Stored records:
* * * * * * * * *

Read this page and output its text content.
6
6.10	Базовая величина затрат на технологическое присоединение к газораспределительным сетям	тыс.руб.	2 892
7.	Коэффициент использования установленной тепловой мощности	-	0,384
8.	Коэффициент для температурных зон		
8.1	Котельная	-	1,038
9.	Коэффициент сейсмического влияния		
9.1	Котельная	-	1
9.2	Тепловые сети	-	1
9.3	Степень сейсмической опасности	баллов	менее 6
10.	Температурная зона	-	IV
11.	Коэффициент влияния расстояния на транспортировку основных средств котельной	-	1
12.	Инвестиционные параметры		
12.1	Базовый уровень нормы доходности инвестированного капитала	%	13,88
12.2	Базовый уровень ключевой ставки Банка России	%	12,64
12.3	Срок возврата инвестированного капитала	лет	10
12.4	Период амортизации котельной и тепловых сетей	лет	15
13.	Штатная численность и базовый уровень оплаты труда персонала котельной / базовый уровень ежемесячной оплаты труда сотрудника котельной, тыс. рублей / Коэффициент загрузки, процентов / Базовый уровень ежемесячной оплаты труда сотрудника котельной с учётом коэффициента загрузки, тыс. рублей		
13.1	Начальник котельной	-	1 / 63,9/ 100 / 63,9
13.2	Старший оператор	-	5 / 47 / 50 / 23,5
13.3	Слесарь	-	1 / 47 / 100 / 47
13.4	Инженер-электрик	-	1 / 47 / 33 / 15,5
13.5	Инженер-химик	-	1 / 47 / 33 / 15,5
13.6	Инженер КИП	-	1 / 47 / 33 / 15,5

* * * * * * * * *

Problem: Quote every line of the data, word for word.

Exercise output:
Read this page and output its text content.
6
6.10	Базовая величина затрат на технологическое присоединение к газораспределительным сетям	тыс.руб.	2 892
7.	Коэффициент использования установленной тепловой мощности	-	0,384
8.	Коэффициент для температурных зон		
8.1	Котельная	-	1,038
9.	Коэффициент сейсмического влияния		
9.1	Котельная	-	1
9.2	Тепловые сети	-	1
9.3	Степень сейсмической опасности	баллов	менее 6
10.	Температурная зона	-	IV
11.	Коэффициент влияния расстояния на транспортировку основных средств котельной	-	1
12.	Инвестиционные параметры		
12.1	Базовый уровень нормы доходности инвестированного капитала	%	13,88
12.2	Базовый уровень ключевой ставки Банка России	%	12,64
12.3	Срок возврата инвестированного капитала	лет	10
12.4	Период амортизации котельной и тепловых сетей	лет	15
13.	Штатная численность и базовый уровень оплаты труда персонала котельной / базовый уровень ежемесячной оплаты труда сотрудника котельной, тыс. рублей / Коэффициент загрузки, процентов / Базовый уровень ежемесячной оплаты труда сотрудника котельной с учётом коэффициента загрузки, тыс. рублей		
13.1	Начальник котельной	-	1 / 63,9/ 100 / 63,9
13.2	Старший оператор	-	5 / 47 / 50 / 23,5
13.3	Слесарь	-	1 / 47 / 100 / 47
13.4	Инженер-электрик	-	1 / 47 / 33 / 15,5
13.5	Инженер-химик	-	1 / 47 / 33 / 15,5
13.6	Инженер КИП	-	1 / 47 / 33 / 15,5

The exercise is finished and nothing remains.